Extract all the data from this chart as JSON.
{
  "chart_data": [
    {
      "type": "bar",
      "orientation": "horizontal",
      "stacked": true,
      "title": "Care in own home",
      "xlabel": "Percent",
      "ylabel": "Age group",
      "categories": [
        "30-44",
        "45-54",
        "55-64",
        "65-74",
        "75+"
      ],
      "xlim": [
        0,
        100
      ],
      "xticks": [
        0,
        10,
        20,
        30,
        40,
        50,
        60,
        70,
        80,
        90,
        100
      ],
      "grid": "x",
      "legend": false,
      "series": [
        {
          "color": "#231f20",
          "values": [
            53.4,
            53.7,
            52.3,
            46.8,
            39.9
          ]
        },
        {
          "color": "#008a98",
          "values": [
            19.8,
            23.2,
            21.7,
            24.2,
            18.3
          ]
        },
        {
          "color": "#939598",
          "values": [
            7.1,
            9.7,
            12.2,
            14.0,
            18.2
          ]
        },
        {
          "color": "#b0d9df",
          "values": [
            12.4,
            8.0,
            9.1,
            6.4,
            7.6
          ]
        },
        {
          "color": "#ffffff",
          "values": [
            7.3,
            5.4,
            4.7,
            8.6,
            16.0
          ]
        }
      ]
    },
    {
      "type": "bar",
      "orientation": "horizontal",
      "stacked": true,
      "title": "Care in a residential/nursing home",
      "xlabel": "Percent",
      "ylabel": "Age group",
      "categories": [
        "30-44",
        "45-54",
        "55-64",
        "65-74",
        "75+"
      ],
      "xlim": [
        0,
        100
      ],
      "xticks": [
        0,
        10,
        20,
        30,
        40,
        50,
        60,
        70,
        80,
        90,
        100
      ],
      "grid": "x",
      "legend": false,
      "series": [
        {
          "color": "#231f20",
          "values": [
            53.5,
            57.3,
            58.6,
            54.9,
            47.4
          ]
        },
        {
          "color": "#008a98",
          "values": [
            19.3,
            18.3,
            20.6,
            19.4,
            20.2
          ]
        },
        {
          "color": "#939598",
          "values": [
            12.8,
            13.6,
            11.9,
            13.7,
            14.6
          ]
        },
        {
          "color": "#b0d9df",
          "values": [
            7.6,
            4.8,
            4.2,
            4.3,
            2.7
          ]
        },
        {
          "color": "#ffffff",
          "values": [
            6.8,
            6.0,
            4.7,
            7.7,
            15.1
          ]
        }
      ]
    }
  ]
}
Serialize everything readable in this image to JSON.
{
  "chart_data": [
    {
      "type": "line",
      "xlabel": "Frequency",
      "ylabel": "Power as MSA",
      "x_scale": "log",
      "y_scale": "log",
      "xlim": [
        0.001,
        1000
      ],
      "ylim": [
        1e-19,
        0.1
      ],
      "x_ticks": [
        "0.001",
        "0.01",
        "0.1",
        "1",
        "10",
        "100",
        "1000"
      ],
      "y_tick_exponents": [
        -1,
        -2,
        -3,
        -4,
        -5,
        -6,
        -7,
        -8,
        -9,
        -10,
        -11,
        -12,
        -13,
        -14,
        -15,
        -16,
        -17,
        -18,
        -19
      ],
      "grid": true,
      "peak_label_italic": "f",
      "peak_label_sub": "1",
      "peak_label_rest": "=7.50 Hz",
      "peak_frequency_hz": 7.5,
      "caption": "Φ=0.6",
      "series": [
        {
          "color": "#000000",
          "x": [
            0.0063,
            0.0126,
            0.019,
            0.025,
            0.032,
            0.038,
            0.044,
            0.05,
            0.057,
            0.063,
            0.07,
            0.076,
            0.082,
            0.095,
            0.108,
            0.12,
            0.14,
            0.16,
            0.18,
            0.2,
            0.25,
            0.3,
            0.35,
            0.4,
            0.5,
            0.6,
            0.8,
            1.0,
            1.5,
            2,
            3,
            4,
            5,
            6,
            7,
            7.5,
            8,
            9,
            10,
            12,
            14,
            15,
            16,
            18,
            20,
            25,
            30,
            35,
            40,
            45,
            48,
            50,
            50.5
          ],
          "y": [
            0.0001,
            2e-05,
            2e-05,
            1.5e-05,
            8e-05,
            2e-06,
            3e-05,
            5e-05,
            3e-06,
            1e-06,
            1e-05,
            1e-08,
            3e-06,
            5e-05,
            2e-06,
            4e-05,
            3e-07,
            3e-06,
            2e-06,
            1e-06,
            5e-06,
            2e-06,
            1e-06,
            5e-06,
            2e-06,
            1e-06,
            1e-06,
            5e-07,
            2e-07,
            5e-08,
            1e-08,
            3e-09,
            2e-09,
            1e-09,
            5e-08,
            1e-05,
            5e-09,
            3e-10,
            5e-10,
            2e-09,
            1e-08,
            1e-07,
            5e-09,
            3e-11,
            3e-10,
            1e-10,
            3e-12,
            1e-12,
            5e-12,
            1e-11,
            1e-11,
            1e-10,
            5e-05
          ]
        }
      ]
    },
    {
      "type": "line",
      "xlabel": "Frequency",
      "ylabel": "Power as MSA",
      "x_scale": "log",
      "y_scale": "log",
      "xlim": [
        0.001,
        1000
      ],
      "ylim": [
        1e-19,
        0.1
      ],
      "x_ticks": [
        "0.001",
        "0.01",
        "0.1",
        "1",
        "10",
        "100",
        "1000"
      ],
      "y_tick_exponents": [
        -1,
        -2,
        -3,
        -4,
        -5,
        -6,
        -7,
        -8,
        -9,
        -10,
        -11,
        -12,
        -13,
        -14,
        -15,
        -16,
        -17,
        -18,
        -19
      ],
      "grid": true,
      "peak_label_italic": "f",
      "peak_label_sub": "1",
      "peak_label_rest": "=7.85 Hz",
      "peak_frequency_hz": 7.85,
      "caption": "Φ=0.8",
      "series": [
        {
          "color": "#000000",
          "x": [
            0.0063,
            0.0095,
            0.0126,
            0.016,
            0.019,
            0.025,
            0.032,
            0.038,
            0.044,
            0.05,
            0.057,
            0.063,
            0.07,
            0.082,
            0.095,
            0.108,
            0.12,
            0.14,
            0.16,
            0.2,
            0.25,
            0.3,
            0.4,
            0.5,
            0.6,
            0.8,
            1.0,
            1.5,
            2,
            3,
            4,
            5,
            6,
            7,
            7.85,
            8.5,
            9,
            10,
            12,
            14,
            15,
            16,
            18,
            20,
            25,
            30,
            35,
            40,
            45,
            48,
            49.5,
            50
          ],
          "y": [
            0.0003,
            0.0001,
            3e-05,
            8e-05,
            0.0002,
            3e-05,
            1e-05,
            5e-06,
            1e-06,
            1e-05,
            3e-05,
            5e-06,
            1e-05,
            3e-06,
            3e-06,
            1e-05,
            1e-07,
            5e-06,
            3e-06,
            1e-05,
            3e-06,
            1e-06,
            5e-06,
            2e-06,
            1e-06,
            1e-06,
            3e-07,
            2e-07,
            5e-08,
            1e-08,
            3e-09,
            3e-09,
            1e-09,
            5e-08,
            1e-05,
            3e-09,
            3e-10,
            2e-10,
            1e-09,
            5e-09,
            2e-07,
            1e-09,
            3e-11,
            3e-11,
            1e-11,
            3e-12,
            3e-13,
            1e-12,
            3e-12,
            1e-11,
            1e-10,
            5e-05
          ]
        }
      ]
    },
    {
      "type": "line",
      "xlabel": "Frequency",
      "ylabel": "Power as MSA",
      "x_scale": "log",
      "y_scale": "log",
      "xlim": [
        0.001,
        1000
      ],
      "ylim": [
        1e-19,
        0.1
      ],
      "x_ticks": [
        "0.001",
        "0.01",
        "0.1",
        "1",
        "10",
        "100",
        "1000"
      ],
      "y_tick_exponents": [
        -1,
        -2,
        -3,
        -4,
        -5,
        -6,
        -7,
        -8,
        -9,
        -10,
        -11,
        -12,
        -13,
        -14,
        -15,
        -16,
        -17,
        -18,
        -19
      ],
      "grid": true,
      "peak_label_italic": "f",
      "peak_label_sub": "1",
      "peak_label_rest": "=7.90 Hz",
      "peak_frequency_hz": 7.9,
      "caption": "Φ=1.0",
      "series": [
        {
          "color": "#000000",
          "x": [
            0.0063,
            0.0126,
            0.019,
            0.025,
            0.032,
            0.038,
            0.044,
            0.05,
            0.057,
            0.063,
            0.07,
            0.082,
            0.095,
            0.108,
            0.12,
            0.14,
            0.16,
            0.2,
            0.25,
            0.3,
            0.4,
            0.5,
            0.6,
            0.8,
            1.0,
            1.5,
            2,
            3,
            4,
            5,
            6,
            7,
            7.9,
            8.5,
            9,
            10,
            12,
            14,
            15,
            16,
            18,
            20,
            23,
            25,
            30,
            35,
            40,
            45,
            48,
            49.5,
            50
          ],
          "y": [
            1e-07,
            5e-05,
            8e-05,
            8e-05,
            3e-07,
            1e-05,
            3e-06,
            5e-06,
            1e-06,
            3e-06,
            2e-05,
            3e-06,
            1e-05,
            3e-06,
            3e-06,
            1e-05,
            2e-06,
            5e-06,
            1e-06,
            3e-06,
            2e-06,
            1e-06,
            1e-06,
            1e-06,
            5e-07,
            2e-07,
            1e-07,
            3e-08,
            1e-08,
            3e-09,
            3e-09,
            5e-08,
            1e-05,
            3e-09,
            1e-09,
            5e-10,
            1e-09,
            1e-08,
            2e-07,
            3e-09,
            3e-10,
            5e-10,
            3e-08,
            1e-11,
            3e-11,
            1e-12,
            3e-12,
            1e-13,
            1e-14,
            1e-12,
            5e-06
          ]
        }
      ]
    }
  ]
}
┄┄┄┄┄┄┄┄┄┄┄┄┄┄┄┄┄┄┄┄
◆ DESCRIPTION OF THE TASK
Say the number of lines in the listing that hold "title", with no added words.

◆ EXERCISE OUTPUT
2